[start DATA LISTING]
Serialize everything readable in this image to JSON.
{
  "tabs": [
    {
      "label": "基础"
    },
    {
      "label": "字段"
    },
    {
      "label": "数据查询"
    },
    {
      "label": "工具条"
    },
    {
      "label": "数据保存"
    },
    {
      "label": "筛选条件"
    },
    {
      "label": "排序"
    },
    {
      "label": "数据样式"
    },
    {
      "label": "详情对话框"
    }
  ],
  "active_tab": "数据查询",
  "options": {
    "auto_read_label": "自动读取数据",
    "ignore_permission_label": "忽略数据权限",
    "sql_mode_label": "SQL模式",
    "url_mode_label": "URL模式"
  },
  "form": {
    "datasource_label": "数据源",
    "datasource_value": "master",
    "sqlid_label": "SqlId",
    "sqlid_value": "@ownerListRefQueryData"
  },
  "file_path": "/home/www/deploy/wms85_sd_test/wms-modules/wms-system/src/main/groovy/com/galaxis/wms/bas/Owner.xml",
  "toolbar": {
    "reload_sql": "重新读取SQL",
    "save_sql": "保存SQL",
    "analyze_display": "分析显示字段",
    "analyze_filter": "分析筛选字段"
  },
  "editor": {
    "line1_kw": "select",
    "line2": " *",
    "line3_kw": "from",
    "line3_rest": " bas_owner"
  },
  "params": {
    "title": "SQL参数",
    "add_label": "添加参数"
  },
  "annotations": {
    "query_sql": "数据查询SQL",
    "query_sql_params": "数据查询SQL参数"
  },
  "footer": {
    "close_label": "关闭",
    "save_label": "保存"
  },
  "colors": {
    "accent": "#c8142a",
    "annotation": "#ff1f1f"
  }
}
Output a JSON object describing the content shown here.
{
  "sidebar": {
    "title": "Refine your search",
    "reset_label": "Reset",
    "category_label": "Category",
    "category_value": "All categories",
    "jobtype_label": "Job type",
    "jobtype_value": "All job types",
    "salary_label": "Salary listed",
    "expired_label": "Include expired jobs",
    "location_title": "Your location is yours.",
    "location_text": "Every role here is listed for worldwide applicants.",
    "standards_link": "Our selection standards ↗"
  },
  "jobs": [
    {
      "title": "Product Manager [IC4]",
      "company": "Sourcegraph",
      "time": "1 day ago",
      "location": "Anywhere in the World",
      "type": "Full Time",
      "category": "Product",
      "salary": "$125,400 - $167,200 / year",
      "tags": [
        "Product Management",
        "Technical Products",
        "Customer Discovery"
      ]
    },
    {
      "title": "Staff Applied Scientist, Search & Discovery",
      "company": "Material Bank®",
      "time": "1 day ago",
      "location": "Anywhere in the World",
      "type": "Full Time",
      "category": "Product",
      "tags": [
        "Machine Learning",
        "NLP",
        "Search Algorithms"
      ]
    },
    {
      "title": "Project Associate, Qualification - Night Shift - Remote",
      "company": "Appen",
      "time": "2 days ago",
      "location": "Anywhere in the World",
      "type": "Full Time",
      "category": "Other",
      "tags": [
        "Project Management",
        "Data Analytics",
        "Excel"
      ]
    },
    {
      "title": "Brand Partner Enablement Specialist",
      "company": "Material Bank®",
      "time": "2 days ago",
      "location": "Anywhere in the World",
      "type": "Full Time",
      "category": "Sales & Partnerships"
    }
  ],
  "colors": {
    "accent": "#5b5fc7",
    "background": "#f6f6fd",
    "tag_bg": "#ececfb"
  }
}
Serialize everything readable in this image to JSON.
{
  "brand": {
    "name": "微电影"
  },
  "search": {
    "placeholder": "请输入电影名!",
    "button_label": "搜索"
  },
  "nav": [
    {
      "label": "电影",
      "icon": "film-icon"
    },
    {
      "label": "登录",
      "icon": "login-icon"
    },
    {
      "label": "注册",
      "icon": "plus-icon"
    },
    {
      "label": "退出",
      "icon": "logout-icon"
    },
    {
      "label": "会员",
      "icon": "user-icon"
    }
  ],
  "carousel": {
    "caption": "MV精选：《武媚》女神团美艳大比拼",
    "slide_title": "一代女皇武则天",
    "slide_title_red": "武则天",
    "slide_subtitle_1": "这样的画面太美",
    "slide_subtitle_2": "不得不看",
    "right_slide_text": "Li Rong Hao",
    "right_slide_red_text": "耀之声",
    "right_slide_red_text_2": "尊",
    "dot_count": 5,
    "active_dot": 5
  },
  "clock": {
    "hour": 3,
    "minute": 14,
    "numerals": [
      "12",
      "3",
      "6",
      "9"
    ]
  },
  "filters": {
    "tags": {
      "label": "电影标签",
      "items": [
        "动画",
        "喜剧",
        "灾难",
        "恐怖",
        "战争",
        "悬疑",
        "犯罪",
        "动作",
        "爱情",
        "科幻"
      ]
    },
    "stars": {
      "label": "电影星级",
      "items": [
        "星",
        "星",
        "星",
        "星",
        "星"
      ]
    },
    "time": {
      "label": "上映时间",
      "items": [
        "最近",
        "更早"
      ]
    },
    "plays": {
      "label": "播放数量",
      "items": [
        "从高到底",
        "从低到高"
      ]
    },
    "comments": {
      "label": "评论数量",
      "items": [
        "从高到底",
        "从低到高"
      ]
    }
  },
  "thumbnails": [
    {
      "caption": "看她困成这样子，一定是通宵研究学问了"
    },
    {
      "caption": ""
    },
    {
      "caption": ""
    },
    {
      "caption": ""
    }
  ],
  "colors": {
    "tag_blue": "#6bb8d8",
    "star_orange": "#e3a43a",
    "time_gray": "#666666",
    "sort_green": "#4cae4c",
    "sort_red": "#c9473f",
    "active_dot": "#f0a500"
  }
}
[end DATA LISTING]
### PROMPT
From the listing above, copy every line that includes the word "company".

### WRITTEN RESPONSE
      "company": "Sourcegraph",
      "company": "Material Bank®",
      "company": "Appen",
      "company": "Material Bank®",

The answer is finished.